- [Exercise brief]
Track down the lines that contain "range" and copy them.

— Begin —

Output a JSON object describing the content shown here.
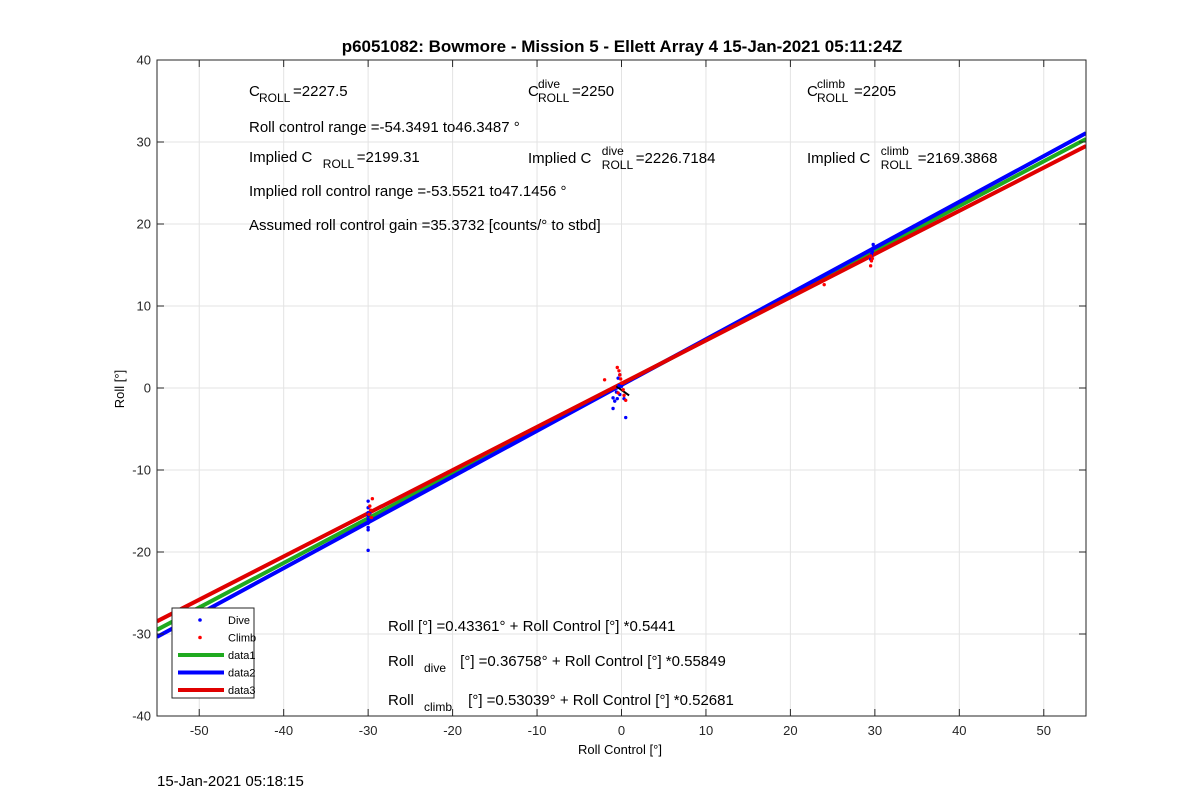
{
  "chart_data": {
    "type": "scatter",
    "title": "p6051082: Bowmore - Mission 5 - Ellett Array 4 15-Jan-2021 05:11:24Z",
    "xlabel": "Roll Control [°]",
    "ylabel": "Roll [°]",
    "xlim": [
      -55,
      55
    ],
    "ylim": [
      -40,
      40
    ],
    "xticks": [
      -50,
      -40,
      -30,
      -20,
      -10,
      0,
      10,
      20,
      30,
      40,
      50
    ],
    "yticks": [
      -40,
      -30,
      -20,
      -10,
      0,
      10,
      20,
      30,
      40
    ],
    "grid": true,
    "legend_position": "bottom-left",
    "legend": [
      {
        "label": "Dive",
        "kind": "marker",
        "color": "#0000ff"
      },
      {
        "label": "Climb",
        "kind": "marker",
        "color": "#ff0000"
      },
      {
        "label": "data1",
        "kind": "line",
        "color": "#1faa1f"
      },
      {
        "label": "data2",
        "kind": "line",
        "color": "#0000ff"
      },
      {
        "label": "data3",
        "kind": "line",
        "color": "#e00000"
      }
    ],
    "series": [
      {
        "name": "Dive",
        "kind": "scatter",
        "color": "#0000ff",
        "points": [
          [
            -30,
            -13.8
          ],
          [
            -30,
            -14.6
          ],
          [
            -30,
            -15.2
          ],
          [
            -30,
            -15.6
          ],
          [
            -30,
            -16
          ],
          [
            -30,
            -16.5
          ],
          [
            -30,
            -17
          ],
          [
            -30,
            -17.3
          ],
          [
            -30,
            -19.8
          ],
          [
            -29.8,
            -15.3
          ],
          [
            -29.9,
            -16.2
          ],
          [
            -1,
            -1.2
          ],
          [
            -1,
            -2.5
          ],
          [
            -0.8,
            -1.6
          ],
          [
            -0.6,
            -0.5
          ],
          [
            -0.5,
            -1.3
          ],
          [
            -0.3,
            0.3
          ],
          [
            -0.2,
            -0.8
          ],
          [
            -0.4,
            1.2
          ],
          [
            0.5,
            -3.6
          ],
          [
            0.3,
            -1.3
          ],
          [
            0,
            0.2
          ],
          [
            -0.2,
            1.6
          ],
          [
            29.5,
            15.7
          ],
          [
            29.6,
            16.3
          ],
          [
            29.7,
            16.6
          ],
          [
            29.8,
            17.1
          ],
          [
            29.8,
            17.5
          ],
          [
            29.6,
            15.9
          ]
        ]
      },
      {
        "name": "Climb",
        "kind": "scatter",
        "color": "#ff0000",
        "points": [
          [
            -29.5,
            -13.5
          ],
          [
            -29.8,
            -14.4
          ],
          [
            -29.7,
            -14.9
          ],
          [
            -29.9,
            -15.4
          ],
          [
            -29.6,
            -15.8
          ],
          [
            -2,
            1
          ],
          [
            -0.5,
            2.5
          ],
          [
            -0.3,
            2.1
          ],
          [
            -0.2,
            1.6
          ],
          [
            -0.1,
            1.1
          ],
          [
            0,
            0.6
          ],
          [
            0.2,
            -0.2
          ],
          [
            -0.4,
            -0.6
          ],
          [
            0.5,
            -1.5
          ],
          [
            0.3,
            -0.9
          ],
          [
            24,
            12.6
          ],
          [
            29.5,
            14.9
          ],
          [
            29.6,
            15.5
          ],
          [
            29.5,
            16.1
          ],
          [
            29.7,
            15.8
          ]
        ]
      },
      {
        "name": "data1",
        "kind": "line",
        "color": "#1faa1f",
        "width": 4,
        "x": [
          -55,
          55
        ],
        "y": [
          -29.49,
          30.36
        ]
      },
      {
        "name": "data2",
        "kind": "line",
        "color": "#0000ff",
        "width": 4,
        "x": [
          -55,
          55
        ],
        "y": [
          -30.35,
          31.08
        ]
      },
      {
        "name": "data3",
        "kind": "line",
        "color": "#e00000",
        "width": 4,
        "x": [
          -55,
          55
        ],
        "y": [
          -28.45,
          29.51
        ]
      }
    ]
  },
  "annotations": {
    "c_roll": {
      "main": "C",
      "sub": "ROLL",
      "rest": "=2227.5"
    },
    "c_roll_dive": {
      "main": "C",
      "sup": "dive",
      "sub": "ROLL",
      "rest": "=2250"
    },
    "c_roll_climb": {
      "main": "C",
      "sup": "climb",
      "sub": "ROLL",
      "rest": "=2205"
    },
    "roll_range": "Roll control range =-54.3491 to46.3487 °",
    "implied_c_roll": {
      "pre": "Implied C",
      "sub": "ROLL",
      "rest": "=2199.31"
    },
    "implied_c_roll_dive": {
      "pre": "Implied C",
      "sup": "dive",
      "sub": "ROLL",
      "rest": "=2226.7184"
    },
    "implied_c_roll_climb": {
      "pre": "Implied C",
      "sup": "climb",
      "sub": "ROLL",
      "rest": "=2169.3868"
    },
    "implied_range": "Implied roll control range =-53.5521 to47.1456 °",
    "gain": "Assumed roll control gain =35.3732 [counts/° to stbd]",
    "fit_all": {
      "pre": "Roll [°] =0.43361° + Roll Control [°] *0.5441"
    },
    "fit_dive": {
      "pre": "Roll",
      "sub": "dive",
      "rest": " [°] =0.36758° + Roll Control [°] *0.55849"
    },
    "fit_climb": {
      "pre": "Roll",
      "sub": "climb",
      "rest": " [°] =0.53039° + Roll Control [°] *0.52681"
    }
  },
  "footer": {
    "timestamp": "15-Jan-2021 05:18:15"
  }
}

— End —

- [Exercise response]
    "roll_range": "Roll control range =-54.3491 to46.3487 °",
    "implied_range": "Implied roll control range =-53.5521 to47.1456 °",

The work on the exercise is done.